----- Items

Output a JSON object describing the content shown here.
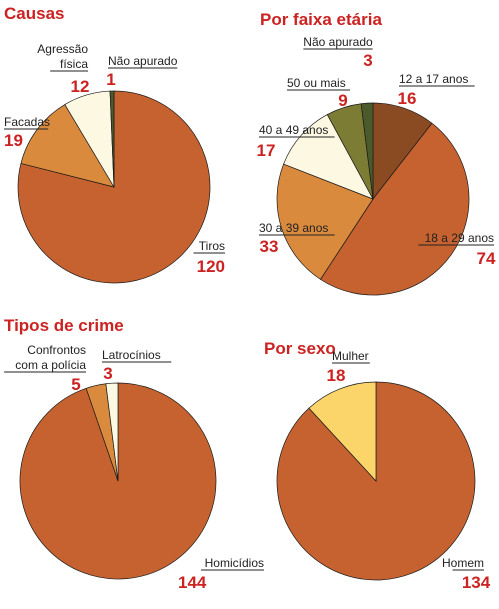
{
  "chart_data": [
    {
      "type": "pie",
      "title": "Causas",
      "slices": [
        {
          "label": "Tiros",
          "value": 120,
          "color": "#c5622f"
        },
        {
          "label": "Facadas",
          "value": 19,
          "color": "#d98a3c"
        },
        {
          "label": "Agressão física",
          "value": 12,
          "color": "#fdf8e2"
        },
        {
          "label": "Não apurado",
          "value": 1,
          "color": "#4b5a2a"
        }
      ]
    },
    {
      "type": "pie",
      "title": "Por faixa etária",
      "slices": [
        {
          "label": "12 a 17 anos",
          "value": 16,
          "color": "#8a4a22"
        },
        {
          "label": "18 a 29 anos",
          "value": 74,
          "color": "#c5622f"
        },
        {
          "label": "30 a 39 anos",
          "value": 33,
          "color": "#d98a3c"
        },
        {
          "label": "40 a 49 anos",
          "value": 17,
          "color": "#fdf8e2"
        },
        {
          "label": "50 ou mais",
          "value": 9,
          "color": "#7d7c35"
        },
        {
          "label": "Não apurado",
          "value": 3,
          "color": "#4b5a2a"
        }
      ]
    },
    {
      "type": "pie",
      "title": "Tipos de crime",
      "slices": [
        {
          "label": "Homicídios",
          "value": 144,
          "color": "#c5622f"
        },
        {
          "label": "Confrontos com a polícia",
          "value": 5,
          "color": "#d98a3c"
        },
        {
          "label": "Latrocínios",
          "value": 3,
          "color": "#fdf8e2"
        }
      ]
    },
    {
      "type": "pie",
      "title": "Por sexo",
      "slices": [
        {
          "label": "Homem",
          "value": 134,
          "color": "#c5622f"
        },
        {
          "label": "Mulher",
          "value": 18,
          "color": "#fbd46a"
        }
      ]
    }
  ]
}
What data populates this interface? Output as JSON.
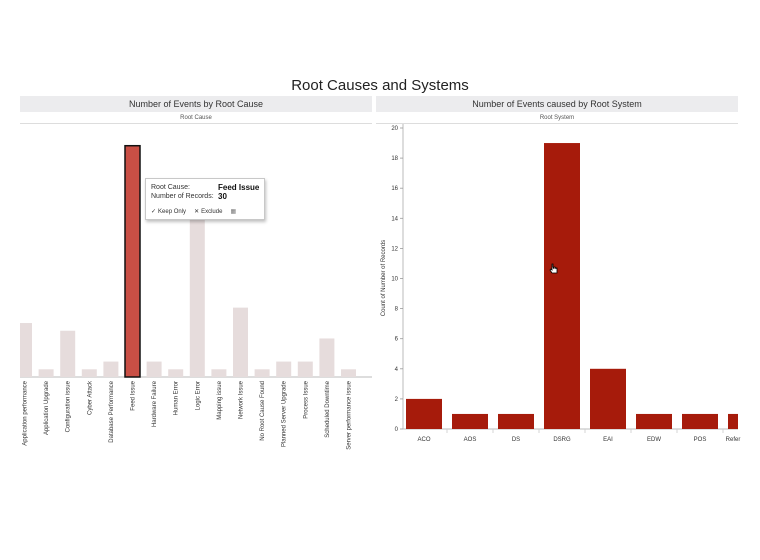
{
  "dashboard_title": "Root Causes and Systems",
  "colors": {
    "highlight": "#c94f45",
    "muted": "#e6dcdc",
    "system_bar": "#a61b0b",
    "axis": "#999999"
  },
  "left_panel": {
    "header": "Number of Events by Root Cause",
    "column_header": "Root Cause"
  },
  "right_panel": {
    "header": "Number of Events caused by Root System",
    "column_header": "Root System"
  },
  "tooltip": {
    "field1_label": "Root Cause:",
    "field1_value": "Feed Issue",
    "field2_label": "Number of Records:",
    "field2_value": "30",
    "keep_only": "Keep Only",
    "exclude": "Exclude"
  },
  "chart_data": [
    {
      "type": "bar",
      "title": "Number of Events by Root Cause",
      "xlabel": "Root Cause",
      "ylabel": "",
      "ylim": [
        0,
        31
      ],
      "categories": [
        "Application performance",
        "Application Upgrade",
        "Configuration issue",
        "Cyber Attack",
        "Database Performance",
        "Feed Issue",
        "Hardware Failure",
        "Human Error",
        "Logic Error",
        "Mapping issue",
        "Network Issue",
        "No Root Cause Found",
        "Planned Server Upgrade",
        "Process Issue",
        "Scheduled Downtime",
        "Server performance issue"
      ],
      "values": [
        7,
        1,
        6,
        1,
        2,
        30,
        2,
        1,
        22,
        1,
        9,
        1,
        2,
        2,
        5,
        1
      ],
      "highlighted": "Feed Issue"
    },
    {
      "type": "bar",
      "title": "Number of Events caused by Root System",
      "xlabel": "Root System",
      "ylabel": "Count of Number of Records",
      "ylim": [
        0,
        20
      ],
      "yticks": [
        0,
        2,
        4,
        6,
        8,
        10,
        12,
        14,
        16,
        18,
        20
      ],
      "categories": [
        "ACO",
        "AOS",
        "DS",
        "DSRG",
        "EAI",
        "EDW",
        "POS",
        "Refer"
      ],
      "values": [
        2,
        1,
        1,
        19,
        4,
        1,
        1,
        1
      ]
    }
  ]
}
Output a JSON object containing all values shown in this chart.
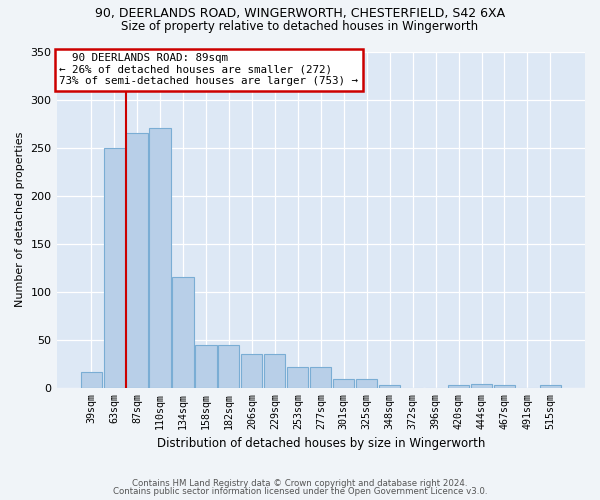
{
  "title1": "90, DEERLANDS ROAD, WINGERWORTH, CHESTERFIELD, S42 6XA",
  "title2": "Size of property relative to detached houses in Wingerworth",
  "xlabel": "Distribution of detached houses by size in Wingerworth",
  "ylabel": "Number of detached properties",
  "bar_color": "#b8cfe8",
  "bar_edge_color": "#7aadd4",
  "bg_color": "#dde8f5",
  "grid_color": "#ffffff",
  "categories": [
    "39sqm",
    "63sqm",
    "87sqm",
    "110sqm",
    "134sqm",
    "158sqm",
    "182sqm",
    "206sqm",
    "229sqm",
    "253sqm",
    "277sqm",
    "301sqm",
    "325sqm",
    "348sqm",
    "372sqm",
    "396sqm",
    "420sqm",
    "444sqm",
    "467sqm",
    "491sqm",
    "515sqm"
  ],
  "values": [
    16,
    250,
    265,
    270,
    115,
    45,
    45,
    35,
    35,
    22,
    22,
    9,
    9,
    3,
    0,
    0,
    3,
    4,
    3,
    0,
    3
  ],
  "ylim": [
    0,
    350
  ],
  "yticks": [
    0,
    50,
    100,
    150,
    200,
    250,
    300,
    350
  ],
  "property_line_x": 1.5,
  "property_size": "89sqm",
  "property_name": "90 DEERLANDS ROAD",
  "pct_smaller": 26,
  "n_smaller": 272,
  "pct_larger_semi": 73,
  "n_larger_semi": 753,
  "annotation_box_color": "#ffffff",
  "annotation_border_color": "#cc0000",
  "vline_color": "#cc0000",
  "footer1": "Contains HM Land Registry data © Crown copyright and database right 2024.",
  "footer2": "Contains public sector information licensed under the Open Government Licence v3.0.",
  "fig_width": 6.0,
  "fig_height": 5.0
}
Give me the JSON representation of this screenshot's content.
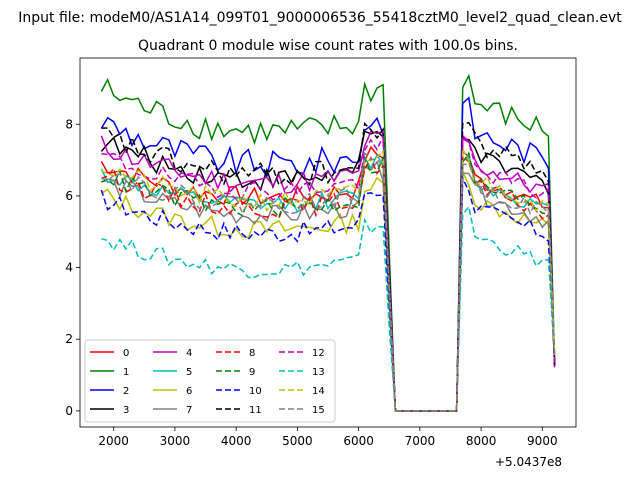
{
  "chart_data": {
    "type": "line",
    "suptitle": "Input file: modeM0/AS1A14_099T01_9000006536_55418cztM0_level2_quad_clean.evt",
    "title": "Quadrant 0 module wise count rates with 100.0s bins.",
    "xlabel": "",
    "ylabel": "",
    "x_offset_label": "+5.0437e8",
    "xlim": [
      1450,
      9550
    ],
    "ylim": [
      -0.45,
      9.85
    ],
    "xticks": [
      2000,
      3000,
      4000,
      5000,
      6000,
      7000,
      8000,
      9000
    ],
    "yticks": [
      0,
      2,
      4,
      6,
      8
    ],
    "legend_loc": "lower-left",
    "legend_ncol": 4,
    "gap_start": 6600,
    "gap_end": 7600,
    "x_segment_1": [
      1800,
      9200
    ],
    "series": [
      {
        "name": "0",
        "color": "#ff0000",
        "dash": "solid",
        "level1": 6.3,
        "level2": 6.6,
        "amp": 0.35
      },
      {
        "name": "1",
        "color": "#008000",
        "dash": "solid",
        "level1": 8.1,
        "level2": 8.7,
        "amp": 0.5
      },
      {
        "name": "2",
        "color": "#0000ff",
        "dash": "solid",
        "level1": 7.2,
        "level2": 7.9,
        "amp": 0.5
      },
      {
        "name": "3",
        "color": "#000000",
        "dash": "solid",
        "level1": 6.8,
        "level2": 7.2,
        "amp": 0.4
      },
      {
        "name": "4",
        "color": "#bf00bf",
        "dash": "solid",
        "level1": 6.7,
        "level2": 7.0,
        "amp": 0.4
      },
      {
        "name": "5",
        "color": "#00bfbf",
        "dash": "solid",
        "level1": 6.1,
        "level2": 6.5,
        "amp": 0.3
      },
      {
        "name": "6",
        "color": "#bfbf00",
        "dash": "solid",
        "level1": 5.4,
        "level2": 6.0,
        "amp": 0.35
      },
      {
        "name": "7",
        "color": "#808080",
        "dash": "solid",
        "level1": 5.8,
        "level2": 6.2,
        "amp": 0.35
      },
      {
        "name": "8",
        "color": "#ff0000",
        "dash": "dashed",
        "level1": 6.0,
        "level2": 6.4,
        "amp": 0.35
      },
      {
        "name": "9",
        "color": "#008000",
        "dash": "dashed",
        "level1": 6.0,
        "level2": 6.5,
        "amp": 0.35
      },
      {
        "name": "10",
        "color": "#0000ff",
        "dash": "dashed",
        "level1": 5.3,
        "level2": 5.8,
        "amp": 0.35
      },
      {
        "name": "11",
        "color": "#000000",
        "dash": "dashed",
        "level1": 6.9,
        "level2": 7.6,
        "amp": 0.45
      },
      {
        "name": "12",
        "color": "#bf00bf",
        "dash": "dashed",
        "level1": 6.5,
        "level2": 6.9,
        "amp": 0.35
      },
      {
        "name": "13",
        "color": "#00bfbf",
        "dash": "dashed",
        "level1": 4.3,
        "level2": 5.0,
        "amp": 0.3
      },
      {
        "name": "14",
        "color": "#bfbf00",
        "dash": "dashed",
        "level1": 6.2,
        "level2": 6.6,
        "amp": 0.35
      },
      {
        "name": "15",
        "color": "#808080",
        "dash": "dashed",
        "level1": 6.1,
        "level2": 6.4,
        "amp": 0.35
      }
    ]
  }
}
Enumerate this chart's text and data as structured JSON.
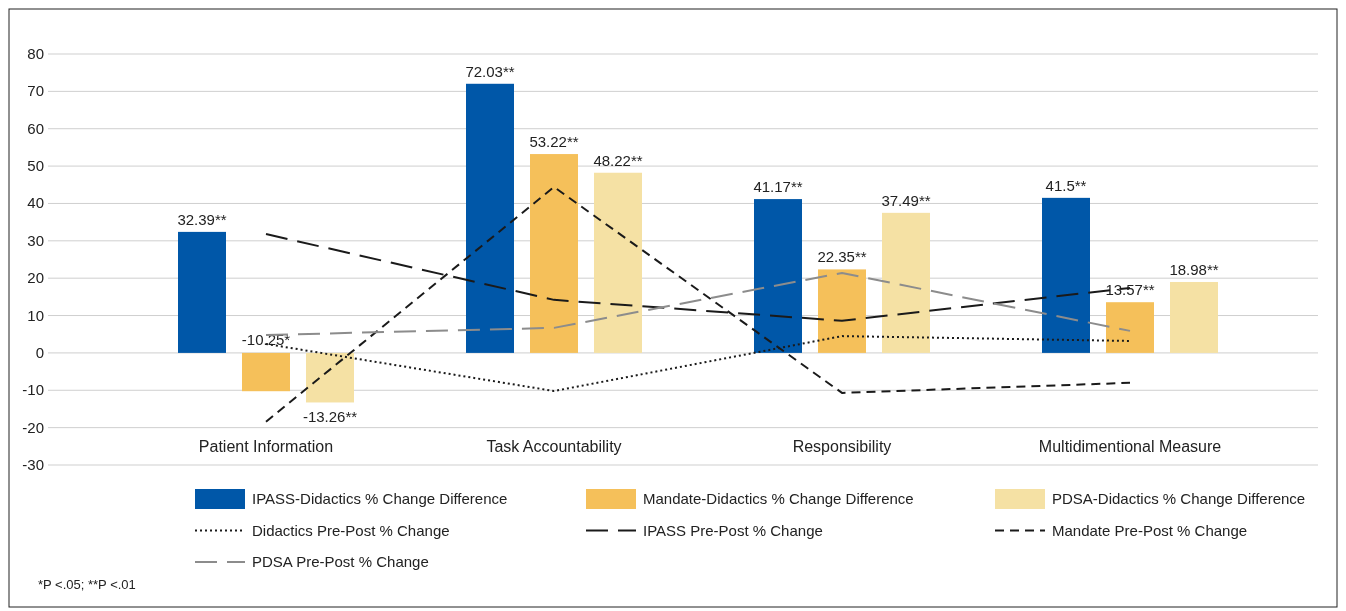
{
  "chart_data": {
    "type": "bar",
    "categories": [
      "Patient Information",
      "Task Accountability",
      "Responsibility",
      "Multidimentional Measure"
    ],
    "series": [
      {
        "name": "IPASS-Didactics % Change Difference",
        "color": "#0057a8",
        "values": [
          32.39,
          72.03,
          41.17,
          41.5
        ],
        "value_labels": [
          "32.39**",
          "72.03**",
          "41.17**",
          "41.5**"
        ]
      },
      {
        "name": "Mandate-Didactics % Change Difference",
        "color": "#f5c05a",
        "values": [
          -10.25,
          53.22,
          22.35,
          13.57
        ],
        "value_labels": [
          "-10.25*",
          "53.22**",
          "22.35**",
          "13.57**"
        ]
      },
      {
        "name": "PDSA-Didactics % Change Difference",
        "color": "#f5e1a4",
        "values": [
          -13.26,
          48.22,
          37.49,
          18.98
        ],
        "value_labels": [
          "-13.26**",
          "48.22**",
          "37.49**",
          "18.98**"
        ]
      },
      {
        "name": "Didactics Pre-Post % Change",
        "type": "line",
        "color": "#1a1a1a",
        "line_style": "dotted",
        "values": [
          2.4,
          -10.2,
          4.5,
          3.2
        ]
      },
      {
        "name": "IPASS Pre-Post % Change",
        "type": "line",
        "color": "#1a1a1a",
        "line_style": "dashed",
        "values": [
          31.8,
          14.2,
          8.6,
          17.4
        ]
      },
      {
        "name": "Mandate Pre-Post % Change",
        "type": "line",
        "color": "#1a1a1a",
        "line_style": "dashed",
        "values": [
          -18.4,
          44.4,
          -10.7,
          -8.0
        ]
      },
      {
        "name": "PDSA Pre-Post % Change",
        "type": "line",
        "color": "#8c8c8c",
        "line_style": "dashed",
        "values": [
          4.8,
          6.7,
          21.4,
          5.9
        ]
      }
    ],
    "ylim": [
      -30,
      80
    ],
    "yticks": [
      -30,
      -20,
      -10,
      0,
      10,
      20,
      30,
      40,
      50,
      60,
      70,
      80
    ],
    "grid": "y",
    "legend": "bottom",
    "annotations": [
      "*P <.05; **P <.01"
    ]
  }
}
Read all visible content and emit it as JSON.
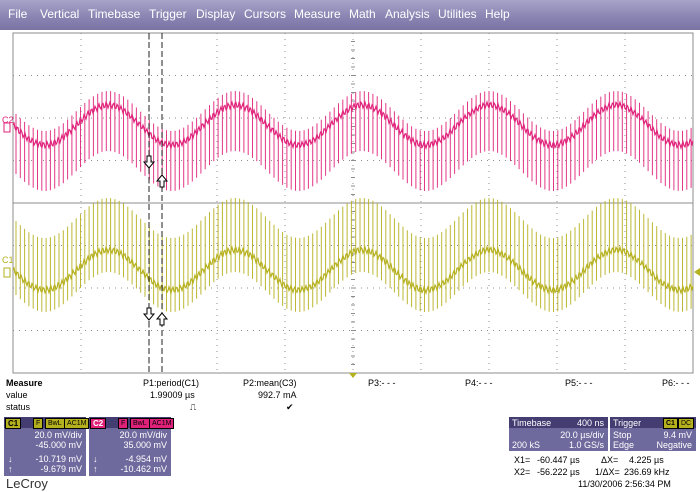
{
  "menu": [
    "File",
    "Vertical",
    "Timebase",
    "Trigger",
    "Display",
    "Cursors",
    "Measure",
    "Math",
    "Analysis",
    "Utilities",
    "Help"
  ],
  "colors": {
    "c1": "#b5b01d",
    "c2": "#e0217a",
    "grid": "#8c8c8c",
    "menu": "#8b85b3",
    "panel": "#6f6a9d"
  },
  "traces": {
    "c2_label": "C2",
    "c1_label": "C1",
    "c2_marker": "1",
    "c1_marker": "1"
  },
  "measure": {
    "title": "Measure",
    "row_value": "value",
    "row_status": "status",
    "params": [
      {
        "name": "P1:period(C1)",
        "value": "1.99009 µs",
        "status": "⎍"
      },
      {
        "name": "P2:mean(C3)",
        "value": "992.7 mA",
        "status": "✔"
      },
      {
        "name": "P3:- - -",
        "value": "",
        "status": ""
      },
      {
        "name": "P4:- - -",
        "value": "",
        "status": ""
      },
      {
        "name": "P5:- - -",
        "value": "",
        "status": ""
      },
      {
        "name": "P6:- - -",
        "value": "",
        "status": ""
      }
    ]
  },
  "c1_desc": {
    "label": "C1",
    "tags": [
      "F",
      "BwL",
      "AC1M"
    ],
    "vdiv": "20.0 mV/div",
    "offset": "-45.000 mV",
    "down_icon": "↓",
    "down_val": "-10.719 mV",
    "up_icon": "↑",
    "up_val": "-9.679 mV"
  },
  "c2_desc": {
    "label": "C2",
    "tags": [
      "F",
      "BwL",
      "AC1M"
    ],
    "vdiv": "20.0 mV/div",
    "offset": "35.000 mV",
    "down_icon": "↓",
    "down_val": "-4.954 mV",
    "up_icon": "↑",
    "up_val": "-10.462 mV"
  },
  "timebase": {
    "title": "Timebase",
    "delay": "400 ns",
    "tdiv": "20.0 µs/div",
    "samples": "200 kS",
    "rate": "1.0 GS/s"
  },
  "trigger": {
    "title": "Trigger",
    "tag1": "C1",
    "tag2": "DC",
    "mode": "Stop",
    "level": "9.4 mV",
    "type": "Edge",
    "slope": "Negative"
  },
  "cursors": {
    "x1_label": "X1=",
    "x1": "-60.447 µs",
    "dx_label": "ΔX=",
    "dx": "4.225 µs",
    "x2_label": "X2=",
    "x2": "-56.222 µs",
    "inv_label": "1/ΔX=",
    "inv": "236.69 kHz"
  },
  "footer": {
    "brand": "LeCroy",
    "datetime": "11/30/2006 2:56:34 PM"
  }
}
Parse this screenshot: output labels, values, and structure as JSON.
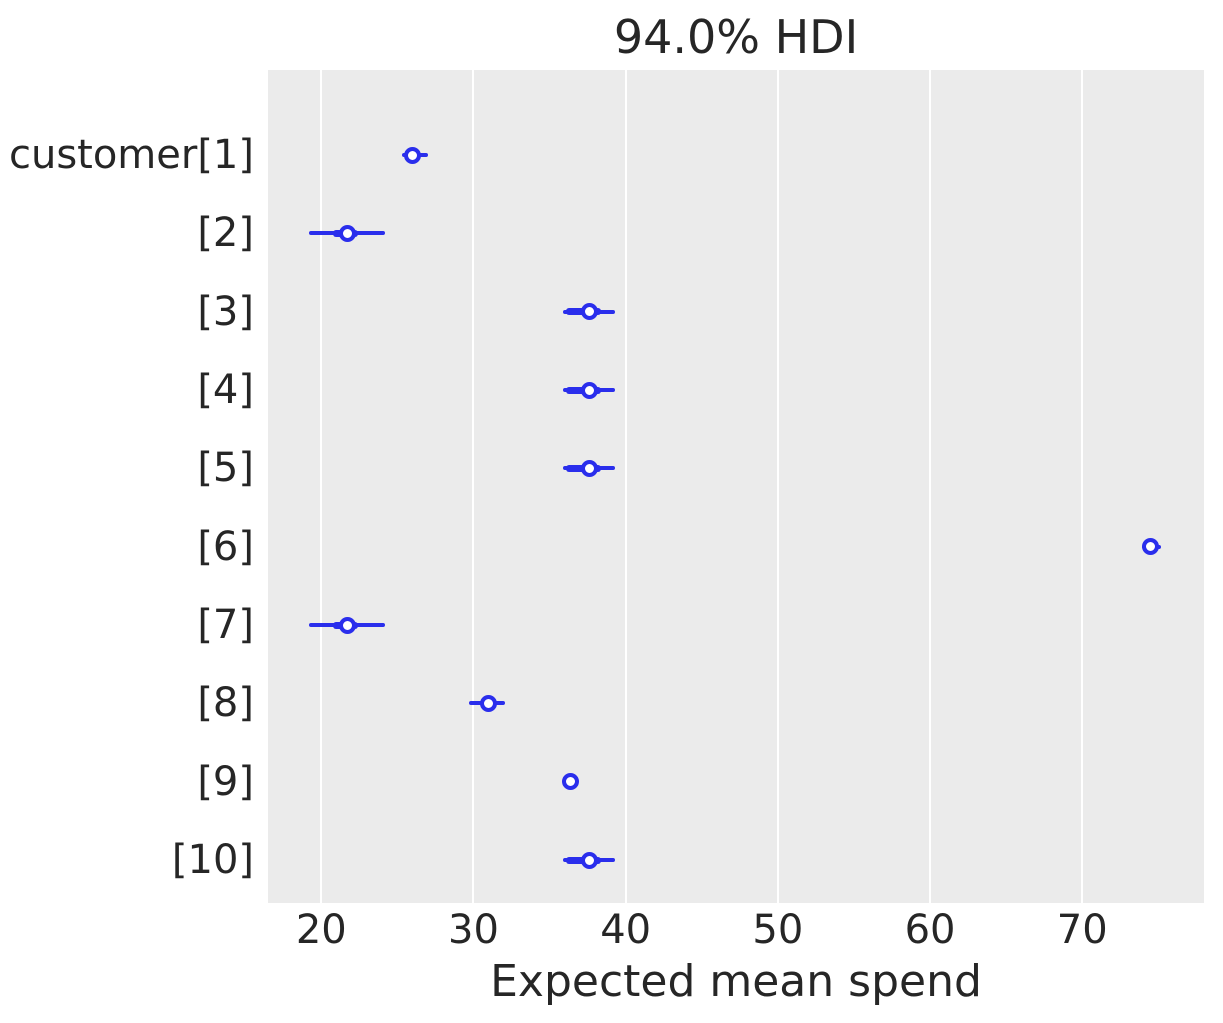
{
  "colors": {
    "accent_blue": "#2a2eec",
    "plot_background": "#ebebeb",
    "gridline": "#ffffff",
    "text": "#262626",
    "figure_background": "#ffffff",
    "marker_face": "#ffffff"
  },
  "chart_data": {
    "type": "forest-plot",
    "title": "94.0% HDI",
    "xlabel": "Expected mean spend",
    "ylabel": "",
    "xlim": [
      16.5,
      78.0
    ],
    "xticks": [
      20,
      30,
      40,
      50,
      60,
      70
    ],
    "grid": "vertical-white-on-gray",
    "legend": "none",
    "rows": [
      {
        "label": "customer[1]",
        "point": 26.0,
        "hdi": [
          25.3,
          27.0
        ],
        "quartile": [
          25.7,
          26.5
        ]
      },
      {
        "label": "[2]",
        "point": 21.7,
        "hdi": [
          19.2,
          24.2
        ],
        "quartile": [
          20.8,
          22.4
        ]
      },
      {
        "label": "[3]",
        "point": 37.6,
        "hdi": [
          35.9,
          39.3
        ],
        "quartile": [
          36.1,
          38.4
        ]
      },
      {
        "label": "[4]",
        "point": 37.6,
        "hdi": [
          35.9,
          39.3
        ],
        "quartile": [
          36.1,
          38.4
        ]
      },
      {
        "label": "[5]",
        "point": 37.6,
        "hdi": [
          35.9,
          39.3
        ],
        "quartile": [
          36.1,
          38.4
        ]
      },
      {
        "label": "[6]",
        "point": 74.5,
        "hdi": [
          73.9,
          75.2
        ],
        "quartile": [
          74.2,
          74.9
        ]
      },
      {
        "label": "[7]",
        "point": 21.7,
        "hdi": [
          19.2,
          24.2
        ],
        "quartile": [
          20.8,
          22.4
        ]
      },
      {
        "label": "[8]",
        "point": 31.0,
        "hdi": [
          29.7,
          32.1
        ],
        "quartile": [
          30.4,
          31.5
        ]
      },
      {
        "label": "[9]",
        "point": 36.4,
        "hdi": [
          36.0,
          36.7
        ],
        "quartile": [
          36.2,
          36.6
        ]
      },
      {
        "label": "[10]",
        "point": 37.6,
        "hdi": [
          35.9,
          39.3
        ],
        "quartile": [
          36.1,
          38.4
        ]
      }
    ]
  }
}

----------

Exercise directions
Show every line above in which the word "shown" occurs.

Solution for this exercise
Output a JSON object describing the content shown here.
Output a JSON object containing all values shown in this chart.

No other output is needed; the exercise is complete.